DIRECTIVE
Look through the material and copy each line holding "Positive".

RECORD EXTRACTS

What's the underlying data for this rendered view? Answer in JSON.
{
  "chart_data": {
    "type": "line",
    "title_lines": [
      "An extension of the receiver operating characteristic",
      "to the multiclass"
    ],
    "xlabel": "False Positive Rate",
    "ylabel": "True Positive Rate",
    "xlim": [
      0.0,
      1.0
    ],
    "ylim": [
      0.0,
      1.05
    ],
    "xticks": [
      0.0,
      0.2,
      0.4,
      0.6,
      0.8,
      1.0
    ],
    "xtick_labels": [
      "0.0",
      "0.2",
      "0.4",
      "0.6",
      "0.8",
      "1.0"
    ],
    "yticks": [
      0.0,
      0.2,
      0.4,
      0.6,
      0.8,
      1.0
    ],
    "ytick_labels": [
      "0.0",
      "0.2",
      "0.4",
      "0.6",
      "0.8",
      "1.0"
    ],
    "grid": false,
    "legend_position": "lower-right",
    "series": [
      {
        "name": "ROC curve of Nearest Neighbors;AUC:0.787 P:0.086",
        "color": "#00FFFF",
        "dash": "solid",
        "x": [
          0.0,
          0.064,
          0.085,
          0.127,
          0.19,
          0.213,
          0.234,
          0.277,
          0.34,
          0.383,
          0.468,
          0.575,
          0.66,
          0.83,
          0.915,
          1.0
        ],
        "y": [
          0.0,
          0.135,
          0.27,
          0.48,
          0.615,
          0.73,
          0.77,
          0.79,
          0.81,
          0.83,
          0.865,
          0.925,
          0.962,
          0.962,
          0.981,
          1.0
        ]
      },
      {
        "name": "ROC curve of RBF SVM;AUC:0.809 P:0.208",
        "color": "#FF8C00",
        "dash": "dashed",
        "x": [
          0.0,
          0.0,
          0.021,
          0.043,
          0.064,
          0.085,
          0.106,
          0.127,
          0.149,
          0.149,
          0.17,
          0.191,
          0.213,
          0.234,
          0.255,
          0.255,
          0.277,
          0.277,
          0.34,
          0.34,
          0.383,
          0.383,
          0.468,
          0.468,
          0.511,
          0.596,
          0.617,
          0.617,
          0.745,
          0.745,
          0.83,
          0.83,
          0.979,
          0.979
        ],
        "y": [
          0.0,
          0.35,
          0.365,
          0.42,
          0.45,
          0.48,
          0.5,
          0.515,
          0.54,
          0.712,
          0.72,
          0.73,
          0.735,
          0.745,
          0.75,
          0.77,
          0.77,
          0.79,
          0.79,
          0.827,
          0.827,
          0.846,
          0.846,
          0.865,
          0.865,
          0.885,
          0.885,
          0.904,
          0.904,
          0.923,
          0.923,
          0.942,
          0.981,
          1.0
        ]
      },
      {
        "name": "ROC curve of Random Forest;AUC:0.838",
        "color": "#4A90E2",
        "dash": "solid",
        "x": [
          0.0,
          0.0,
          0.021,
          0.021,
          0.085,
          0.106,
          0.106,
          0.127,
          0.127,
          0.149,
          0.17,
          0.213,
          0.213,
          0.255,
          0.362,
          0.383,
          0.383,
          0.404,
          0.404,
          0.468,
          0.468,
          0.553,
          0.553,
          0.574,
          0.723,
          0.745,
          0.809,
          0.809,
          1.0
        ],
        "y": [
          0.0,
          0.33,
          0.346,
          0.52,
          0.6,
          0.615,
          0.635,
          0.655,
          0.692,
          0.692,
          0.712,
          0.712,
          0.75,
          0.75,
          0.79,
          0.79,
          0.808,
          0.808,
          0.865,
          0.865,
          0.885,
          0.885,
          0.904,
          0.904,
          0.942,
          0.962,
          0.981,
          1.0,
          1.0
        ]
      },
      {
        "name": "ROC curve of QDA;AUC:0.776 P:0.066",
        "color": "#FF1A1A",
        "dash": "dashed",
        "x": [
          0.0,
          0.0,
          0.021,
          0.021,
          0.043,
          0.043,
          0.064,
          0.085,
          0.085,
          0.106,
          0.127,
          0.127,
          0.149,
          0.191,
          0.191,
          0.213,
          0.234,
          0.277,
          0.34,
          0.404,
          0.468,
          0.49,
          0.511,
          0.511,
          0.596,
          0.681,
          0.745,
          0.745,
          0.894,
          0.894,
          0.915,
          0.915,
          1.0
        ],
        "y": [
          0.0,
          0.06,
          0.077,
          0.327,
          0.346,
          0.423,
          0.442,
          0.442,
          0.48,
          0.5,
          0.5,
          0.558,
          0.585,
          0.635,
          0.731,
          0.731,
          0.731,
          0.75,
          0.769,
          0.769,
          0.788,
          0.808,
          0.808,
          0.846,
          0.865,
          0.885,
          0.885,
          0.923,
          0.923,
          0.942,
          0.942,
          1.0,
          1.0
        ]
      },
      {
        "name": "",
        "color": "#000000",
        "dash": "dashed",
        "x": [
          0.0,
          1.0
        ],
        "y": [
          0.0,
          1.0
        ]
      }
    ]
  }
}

EXERCISE RESULT
    "xlabel": "False Positive Rate",
    "ylabel": "True Positive Rate",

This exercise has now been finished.